Restate the full set of records exactly, word for word.

[Items from a figure collection]
————————

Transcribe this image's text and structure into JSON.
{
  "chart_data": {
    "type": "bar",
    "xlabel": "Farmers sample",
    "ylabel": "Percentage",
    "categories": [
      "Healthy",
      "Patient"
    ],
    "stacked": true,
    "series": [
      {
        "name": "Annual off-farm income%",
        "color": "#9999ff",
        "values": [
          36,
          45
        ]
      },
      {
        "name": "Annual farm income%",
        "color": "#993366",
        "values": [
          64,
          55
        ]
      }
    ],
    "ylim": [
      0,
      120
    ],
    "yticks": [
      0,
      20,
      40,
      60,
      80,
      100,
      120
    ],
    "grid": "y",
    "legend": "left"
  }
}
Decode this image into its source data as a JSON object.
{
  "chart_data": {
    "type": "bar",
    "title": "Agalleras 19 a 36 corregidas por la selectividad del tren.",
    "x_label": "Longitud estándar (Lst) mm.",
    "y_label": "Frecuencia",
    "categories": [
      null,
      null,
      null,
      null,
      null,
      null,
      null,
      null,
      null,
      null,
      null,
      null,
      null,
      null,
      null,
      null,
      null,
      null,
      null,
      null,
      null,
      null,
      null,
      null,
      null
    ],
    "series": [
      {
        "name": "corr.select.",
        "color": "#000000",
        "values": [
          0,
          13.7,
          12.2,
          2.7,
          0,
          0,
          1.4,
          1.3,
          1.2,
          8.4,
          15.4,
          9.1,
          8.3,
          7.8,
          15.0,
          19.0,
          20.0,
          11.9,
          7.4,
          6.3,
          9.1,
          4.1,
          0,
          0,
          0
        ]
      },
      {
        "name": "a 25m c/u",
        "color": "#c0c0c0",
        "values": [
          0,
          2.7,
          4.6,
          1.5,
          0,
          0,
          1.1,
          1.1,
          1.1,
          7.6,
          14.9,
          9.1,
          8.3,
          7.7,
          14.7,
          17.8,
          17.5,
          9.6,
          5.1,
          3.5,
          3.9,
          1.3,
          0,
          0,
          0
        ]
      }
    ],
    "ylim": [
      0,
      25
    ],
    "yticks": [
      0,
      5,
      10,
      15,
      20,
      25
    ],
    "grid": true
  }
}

————————

- _Solution for this task_
Transcribe this image's text and structure into JSON.
{
  "chart_data": {
    "type": "bar",
    "xlabel": "Farmers sample",
    "ylabel": "Percentage",
    "categories": [
      "Healthy",
      "Patient"
    ],
    "stacked": true,
    "series": [
      {
        "name": "Annual off-farm income%",
        "color": "#9999ff",
        "values": [
          36,
          45
        ]
      },
      {
        "name": "Annual farm income%",
        "color": "#993366",
        "values": [
          64,
          55
        ]
      }
    ],
    "ylim": [
      0,
      120
    ],
    "yticks": [
      0,
      20,
      40,
      60,
      80,
      100,
      120
    ],
    "grid": "y",
    "legend": "left"
  }
}
Decode this image into its source data as a JSON object.
{
  "chart_data": {
    "type": "bar",
    "title": "Agalleras 19 a 36 corregidas por la selectividad del tren.",
    "x_label": "Longitud estándar (Lst) mm.",
    "y_label": "Frecuencia",
    "categories": [
      null,
      null,
      null,
      null,
      null,
      null,
      null,
      null,
      null,
      null,
      null,
      null,
      null,
      null,
      null,
      null,
      null,
      null,
      null,
      null,
      null,
      null,
      null,
      null,
      null
    ],
    "series": [
      {
        "name": "corr.select.",
        "color": "#000000",
        "values": [
          0,
          13.7,
          12.2,
          2.7,
          0,
          0,
          1.4,
          1.3,
          1.2,
          8.4,
          15.4,
          9.1,
          8.3,
          7.8,
          15.0,
          19.0,
          20.0,
          11.9,
          7.4,
          6.3,
          9.1,
          4.1,
          0,
          0,
          0
        ]
      },
      {
        "name": "a 25m c/u",
        "color": "#c0c0c0",
        "values": [
          0,
          2.7,
          4.6,
          1.5,
          0,
          0,
          1.1,
          1.1,
          1.1,
          7.6,
          14.9,
          9.1,
          8.3,
          7.7,
          14.7,
          17.8,
          17.5,
          9.6,
          5.1,
          3.5,
          3.9,
          1.3,
          0,
          0,
          0
        ]
      }
    ],
    "ylim": [
      0,
      25
    ],
    "yticks": [
      0,
      5,
      10,
      15,
      20,
      25
    ],
    "grid": true
  }
}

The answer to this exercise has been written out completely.